Robust dataframe io #2938

chriss2401 · 2020-06-21T11:39:01Z

Hi @eerhardt and @pgovind ,

The following pull request adds the following features to Microsoft.Data.Analysis :

Separate M.D.A and M.D.A.I.O projects (pulled from pgovind:DataframeIO )
Removed M.D.A.I.O related duplicate code from M.D.A and moved needed code to IO project (i.e. main high level LoadCsv function).
Added a CultureInfo object as a input parameter in the public API with unit tests - related to #2926
Added better exception handling/message printing when type convertions fail with unit tests - related to #2902
- If the type that fails is single/double, a corresponding NaN is assigned.

Please review at your own convenience.

Christos.

dnfadmin · 2020-06-21T11:39:15Z

All CLA requirements met.

chriss2401 · 2020-06-21T13:14:30Z

src/Microsoft.Data.Analysis.IO/DataFrameIO.cs

+                                string[] columnNames = null, Type[] dataTypes = null,
+                                int numRows = -1, int guessRows = 10,
+                                bool addIndexColumn = false, Encoding encoding = null,
+                                CultureInfo cultureInfo = null)


Related to #2926 , here is the CultureInfo exposed to the public API.

chriss2401 · 2020-06-21T13:15:41Z

src/Microsoft.Data.Analysis.IO/DataFrameIO.cs

-            if (!csvStream.CanSeek)
+            // if we have a comma separator and the cultureInfo has not been specified by the user, 
+            // we set it to Invariant Culture (since logically floats/doubles wouldn't be represented with commas in this case)
+            if(separator.Equals(',') && cultureInfo is null)


In the case where the CultureInfo object is null and the file has a comma based separator, we change the CultureInfo to Invariant in order to handle Double/Single values.

So, for now I think this is ok since it's being more restrictive. I'm wondering if we can lose the separator.Equals(',') part of the if condition safely, but we can do that later too.

chriss2401 · 2020-06-21T13:17:45Z

src/Microsoft.Data.Analysis/DataFrame.cs

+                        }
+                        catch(FormatException)
+                        {
+                            Console.Write($"Value \"{value}\" cannot be converted to type {column.DataType} (Column name: {column.Name}). ");


Related to #2902 , give a message to the user what value can't be converted to which type. If Double/Single, assign a NaN value instead. Otherwise throw a FormatException as previously ( this also doesn't break unit test TestAppendRow which checks for FormatException ).

Task list:
1. Revise the pull request description, starting with "Hi @eerhardt and" and going on through "NaN is assigned.", so that "integration tests" takes the place of "unit tests".
2. According to the pull request thread, what gets assigned when a failed type conversion involves single or double?
3. From the pull request thread, list every parameter name in the code fragment from DataFrameIO.cs that exposes CultureInfo to the public API.

Material shown:
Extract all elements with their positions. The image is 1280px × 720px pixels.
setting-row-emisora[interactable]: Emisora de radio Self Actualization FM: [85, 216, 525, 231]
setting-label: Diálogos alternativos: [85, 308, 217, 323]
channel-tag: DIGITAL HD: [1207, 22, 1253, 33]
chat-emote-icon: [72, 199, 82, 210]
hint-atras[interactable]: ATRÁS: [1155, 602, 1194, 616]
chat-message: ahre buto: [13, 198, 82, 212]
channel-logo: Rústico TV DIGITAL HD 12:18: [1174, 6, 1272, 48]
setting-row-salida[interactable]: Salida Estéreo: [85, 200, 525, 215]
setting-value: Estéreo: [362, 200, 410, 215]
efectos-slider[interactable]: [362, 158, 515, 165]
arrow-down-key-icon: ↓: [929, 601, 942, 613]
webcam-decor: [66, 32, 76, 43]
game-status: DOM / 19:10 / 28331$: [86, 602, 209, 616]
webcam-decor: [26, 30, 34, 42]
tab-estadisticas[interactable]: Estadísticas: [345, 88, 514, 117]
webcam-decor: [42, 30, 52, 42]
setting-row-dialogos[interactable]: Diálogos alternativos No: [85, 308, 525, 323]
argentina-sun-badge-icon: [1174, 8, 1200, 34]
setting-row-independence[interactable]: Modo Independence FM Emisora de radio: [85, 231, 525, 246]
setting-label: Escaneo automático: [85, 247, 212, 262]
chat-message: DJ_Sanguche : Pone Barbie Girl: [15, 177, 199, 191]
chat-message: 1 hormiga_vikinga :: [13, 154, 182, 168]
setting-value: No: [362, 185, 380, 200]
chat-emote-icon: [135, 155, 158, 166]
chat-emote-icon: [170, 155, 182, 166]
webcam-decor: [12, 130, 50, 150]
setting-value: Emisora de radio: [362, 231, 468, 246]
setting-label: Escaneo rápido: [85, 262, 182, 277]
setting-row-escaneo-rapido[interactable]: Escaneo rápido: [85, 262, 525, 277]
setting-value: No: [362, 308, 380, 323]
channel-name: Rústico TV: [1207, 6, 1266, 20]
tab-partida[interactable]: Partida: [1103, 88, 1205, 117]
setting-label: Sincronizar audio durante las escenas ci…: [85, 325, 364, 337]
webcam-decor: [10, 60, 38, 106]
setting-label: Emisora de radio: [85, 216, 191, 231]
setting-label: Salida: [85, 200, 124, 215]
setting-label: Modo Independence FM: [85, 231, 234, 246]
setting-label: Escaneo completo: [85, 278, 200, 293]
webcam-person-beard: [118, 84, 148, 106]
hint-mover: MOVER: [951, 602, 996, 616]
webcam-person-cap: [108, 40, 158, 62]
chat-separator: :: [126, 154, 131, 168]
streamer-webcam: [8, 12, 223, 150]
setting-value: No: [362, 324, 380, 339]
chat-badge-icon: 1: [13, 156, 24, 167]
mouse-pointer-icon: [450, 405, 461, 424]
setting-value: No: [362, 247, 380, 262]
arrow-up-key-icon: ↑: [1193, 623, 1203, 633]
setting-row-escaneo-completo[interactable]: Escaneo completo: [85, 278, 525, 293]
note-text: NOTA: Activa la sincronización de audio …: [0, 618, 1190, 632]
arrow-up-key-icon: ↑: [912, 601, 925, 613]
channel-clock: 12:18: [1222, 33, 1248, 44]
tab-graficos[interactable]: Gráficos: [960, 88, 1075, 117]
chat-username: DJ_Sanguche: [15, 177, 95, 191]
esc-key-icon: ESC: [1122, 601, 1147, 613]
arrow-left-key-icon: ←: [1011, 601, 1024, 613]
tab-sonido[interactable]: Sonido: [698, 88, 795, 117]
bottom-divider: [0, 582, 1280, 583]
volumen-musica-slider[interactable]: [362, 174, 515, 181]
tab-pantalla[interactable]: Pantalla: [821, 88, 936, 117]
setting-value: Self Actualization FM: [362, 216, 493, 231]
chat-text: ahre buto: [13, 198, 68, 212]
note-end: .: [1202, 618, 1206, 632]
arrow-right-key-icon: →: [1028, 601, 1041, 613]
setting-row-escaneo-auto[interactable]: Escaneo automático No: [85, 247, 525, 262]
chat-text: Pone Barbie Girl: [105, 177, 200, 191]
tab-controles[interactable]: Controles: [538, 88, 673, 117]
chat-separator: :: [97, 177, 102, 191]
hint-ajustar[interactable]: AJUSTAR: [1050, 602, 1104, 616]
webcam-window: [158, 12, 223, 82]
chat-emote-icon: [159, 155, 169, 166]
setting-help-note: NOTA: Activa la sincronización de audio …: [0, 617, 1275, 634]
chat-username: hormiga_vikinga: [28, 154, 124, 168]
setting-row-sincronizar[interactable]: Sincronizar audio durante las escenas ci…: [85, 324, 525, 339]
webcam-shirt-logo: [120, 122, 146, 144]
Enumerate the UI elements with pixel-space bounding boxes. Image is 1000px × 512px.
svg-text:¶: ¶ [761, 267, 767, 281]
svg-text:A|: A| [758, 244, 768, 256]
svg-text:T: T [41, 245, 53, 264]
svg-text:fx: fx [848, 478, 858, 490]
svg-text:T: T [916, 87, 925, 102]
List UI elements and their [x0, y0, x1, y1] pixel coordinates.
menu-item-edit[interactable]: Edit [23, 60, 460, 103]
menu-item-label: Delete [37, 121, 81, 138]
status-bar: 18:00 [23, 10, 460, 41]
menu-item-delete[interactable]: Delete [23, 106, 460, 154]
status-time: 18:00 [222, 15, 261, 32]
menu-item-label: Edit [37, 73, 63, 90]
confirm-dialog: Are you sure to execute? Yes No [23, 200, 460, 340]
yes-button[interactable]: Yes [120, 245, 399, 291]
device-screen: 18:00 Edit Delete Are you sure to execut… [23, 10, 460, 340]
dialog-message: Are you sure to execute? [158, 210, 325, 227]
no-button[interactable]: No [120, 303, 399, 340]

Full answers:
1.
Hi @eerhardt and @pgovind ,

The following pull request adds the following features to Microsoft.Data.Analysis :

Separate M.D.A and M.D.A.I.O projects (pulled from pgovind:DataframeIO )
Removed M.D.A.I.O related duplicate code from M.D.A and moved needed code to IO project (i.e. main high level LoadCsv function).
Added a CultureInfo object as a input parameter in the public API with integration tests - related to #2926
Added better exception handling/message printing when type convertions fail with integration tests - related to #2902
- If the type that fails is single/double, a corresponding NaN is assigned.

2. A corresponding NaN value.

3. columnNames, dataTypes, numRows, guessRows, addIndexColumn, encoding, cultureInfo